YOUR OBJECTIVE - Locate each line of the material that contains "JSON", then return it.
[START OF EXTRACTED RECORDS]
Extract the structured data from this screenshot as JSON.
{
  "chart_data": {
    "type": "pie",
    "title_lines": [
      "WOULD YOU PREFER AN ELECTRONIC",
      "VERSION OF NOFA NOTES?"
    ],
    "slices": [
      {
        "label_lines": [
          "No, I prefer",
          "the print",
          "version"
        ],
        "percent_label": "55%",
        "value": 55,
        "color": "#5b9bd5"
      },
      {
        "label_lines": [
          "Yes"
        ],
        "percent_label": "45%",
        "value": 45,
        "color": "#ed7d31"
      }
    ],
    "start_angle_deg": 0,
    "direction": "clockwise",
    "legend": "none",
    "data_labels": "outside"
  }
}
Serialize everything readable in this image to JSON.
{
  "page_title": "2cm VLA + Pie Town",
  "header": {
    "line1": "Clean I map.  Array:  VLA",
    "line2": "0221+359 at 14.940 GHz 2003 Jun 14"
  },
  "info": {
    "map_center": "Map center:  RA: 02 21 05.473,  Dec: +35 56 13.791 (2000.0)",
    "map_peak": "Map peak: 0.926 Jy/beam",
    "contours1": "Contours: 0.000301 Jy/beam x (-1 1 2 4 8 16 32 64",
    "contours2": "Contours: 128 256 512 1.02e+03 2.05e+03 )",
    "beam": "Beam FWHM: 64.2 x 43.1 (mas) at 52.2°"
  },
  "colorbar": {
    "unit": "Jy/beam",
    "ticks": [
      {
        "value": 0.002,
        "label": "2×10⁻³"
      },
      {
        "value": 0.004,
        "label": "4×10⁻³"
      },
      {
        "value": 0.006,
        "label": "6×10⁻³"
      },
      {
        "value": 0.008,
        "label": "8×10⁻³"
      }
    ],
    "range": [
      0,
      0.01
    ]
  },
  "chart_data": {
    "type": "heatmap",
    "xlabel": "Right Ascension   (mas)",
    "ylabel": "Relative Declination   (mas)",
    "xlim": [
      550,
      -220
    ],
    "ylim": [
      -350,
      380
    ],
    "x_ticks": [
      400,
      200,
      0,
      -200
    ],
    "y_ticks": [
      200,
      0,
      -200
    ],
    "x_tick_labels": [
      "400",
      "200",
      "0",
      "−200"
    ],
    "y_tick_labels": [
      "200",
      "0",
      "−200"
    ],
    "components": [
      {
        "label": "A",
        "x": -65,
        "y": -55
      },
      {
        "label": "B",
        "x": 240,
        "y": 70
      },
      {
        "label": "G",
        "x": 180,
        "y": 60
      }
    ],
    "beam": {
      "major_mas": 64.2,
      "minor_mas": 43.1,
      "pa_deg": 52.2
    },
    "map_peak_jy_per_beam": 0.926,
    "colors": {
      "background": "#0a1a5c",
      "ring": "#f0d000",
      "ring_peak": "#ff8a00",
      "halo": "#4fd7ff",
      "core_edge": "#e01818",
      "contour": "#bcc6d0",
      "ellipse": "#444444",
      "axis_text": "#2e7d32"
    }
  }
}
[END OF EXTRACTED RECORDS]
[START OF EXTRACTED RECORDS]
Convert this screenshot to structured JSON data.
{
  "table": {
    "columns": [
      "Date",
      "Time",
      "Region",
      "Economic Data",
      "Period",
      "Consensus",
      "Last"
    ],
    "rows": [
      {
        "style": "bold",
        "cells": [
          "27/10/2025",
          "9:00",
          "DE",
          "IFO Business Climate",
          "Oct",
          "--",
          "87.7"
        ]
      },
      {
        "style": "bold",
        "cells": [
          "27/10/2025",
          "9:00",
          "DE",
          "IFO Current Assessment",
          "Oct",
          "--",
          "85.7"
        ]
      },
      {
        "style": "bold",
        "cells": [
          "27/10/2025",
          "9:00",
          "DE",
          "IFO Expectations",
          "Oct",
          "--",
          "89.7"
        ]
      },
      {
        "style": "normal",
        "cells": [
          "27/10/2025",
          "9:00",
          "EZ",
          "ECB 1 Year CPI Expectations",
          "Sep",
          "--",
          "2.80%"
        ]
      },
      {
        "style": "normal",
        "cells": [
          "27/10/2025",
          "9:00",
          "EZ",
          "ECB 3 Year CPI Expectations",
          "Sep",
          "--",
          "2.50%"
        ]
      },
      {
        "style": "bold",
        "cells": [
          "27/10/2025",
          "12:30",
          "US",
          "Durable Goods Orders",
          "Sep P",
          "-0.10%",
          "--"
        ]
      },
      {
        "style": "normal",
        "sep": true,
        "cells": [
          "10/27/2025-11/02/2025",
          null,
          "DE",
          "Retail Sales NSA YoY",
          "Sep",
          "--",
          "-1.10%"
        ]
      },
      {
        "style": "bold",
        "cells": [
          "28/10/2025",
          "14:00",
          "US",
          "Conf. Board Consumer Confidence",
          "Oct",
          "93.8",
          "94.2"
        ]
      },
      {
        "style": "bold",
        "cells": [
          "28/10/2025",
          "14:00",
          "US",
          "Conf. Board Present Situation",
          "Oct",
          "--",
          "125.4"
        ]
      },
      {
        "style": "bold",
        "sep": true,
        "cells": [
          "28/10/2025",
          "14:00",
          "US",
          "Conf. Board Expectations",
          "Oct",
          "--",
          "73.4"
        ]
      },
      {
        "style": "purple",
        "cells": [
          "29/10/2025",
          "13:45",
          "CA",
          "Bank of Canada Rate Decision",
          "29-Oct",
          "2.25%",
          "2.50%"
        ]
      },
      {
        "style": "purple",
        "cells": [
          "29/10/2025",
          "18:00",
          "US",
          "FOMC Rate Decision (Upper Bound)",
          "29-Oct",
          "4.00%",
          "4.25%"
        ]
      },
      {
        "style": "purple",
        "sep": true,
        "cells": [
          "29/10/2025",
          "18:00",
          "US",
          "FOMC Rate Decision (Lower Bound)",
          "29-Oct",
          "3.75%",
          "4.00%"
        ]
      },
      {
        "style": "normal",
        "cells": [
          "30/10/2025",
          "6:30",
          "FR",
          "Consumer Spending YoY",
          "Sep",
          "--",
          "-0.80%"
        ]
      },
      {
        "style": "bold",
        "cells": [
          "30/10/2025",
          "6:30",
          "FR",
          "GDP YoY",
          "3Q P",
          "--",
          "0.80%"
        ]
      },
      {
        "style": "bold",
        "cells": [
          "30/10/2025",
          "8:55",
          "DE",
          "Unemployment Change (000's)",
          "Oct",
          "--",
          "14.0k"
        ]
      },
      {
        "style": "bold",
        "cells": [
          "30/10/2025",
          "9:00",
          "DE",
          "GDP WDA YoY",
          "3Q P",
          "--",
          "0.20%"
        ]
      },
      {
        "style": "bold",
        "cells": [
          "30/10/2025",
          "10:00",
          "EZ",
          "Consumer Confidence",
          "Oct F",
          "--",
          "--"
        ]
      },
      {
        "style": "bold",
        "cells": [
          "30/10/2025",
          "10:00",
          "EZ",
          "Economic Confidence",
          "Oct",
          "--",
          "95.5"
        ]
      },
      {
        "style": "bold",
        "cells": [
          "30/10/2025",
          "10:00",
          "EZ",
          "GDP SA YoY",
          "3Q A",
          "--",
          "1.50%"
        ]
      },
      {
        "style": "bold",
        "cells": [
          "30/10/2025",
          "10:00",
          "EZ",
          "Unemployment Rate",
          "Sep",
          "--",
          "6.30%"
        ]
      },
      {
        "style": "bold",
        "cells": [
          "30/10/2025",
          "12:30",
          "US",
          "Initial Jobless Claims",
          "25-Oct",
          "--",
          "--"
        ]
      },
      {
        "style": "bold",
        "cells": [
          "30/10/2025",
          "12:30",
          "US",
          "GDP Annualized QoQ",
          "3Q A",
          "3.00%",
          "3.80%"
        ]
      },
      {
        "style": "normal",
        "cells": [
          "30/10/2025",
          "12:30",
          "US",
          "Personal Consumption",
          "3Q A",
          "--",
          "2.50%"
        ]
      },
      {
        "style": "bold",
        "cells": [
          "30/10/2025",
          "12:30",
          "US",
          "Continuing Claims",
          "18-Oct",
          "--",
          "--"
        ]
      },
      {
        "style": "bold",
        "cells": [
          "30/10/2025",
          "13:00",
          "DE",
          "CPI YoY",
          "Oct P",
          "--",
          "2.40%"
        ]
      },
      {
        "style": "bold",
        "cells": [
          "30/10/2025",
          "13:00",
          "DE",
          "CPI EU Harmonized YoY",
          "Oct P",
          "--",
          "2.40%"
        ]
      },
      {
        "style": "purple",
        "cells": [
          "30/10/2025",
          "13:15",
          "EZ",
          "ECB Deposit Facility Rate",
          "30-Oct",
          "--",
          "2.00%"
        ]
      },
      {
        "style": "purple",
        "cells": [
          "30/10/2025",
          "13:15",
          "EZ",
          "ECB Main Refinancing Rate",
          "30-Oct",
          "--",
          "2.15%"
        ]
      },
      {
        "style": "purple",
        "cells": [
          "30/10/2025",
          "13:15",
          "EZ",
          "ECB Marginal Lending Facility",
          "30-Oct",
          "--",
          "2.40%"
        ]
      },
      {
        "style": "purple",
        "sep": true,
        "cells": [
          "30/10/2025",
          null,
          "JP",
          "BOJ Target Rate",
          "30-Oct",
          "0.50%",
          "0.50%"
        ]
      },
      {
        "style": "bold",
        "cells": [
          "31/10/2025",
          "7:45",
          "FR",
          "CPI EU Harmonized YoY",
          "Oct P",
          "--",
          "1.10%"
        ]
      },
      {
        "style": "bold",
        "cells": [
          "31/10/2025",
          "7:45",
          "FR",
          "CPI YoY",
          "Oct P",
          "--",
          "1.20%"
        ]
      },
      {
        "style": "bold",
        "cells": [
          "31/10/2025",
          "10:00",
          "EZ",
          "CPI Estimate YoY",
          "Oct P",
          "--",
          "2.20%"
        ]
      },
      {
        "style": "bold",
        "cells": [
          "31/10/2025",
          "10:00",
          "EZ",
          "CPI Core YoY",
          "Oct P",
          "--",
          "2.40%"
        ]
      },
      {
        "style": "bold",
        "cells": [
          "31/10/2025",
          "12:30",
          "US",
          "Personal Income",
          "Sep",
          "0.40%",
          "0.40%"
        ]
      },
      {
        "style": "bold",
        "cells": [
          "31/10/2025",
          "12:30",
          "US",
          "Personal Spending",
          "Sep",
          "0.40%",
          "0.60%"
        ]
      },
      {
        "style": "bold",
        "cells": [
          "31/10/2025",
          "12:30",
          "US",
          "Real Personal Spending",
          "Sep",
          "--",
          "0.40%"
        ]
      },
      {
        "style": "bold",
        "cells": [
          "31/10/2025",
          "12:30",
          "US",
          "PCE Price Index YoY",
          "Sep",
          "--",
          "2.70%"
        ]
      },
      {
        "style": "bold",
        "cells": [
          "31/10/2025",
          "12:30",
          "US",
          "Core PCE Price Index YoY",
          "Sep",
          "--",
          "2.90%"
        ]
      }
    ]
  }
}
[END OF EXTRACTED RECORDS]
RESPONSE TO THIS EXERCISE -
Extract the structured data from this screenshot as JSON.
Serialize everything readable in this image to JSON.
Convert this screenshot to structured JSON data.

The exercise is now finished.